[Supplied material start]

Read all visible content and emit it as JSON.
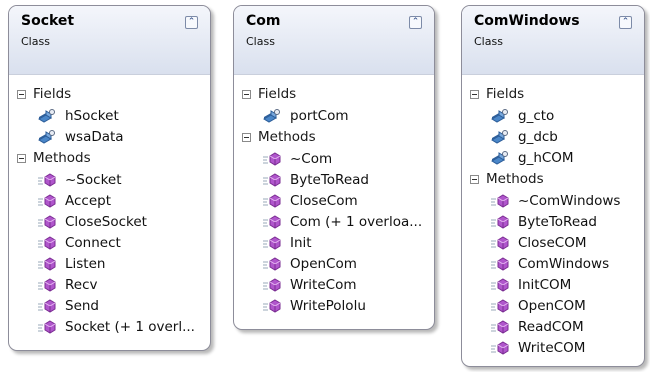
{
  "classes": [
    {
      "name": "Socket",
      "type": "Class",
      "fields_label": "Fields",
      "fields": [
        "hSocket",
        "wsaData"
      ],
      "methods_label": "Methods",
      "methods": [
        "~Socket",
        "Accept",
        "CloseSocket",
        "Connect",
        "Listen",
        "Recv",
        "Send",
        "Socket (+ 1 overl..."
      ]
    },
    {
      "name": "Com",
      "type": "Class",
      "fields_label": "Fields",
      "fields": [
        "portCom"
      ],
      "methods_label": "Methods",
      "methods": [
        "~Com",
        "ByteToRead",
        "CloseCom",
        "Com (+ 1 overloa...",
        "Init",
        "OpenCom",
        "WriteCom",
        "WritePololu"
      ]
    },
    {
      "name": "ComWindows",
      "type": "Class",
      "fields_label": "Fields",
      "fields": [
        "g_cto",
        "g_dcb",
        "g_hCOM"
      ],
      "methods_label": "Methods",
      "methods": [
        "~ComWindows",
        "ByteToRead",
        "CloseCOM",
        "ComWindows",
        "InitCOM",
        "OpenCOM",
        "ReadCOM",
        "WriteCOM"
      ]
    }
  ],
  "icons": {
    "field": "field-icon",
    "method": "method-icon",
    "collapse": "collapse-icon"
  },
  "colors": {
    "header_top": "#f4f6fb",
    "header_bottom": "#d9e0ee",
    "method_icon": "#b056cc",
    "field_icon": "#4a86c8"
  }
}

[Supplied material end]

#### [Requirement]
Exclude the pictures and transcribe all of the entries exactly.

#### [Task response]
Read all visible content and emit it as JSON.
{
  "classes": [
    {
      "name": "Socket",
      "type": "Class",
      "fields_label": "Fields",
      "fields": [
        "hSocket",
        "wsaData"
      ],
      "methods_label": "Methods",
      "methods": [
        "~Socket",
        "Accept",
        "CloseSocket",
        "Connect",
        "Listen",
        "Recv",
        "Send",
        "Socket (+ 1 overl..."
      ]
    },
    {
      "name": "Com",
      "type": "Class",
      "fields_label": "Fields",
      "fields": [
        "portCom"
      ],
      "methods_label": "Methods",
      "methods": [
        "~Com",
        "ByteToRead",
        "CloseCom",
        "Com (+ 1 overloa...",
        "Init",
        "OpenCom",
        "WriteCom",
        "WritePololu"
      ]
    },
    {
      "name": "ComWindows",
      "type": "Class",
      "fields_label": "Fields",
      "fields": [
        "g_cto",
        "g_dcb",
        "g_hCOM"
      ],
      "methods_label": "Methods",
      "methods": [
        "~ComWindows",
        "ByteToRead",
        "CloseCOM",
        "ComWindows",
        "InitCOM",
        "OpenCOM",
        "ReadCOM",
        "WriteCOM"
      ]
    }
  ],
  "icons": {
    "field": "field-icon",
    "method": "method-icon",
    "collapse": "collapse-icon"
  },
  "colors": {
    "header_top": "#f4f6fb",
    "header_bottom": "#d9e0ee",
    "method_icon": "#b056cc",
    "field_icon": "#4a86c8"
  }
}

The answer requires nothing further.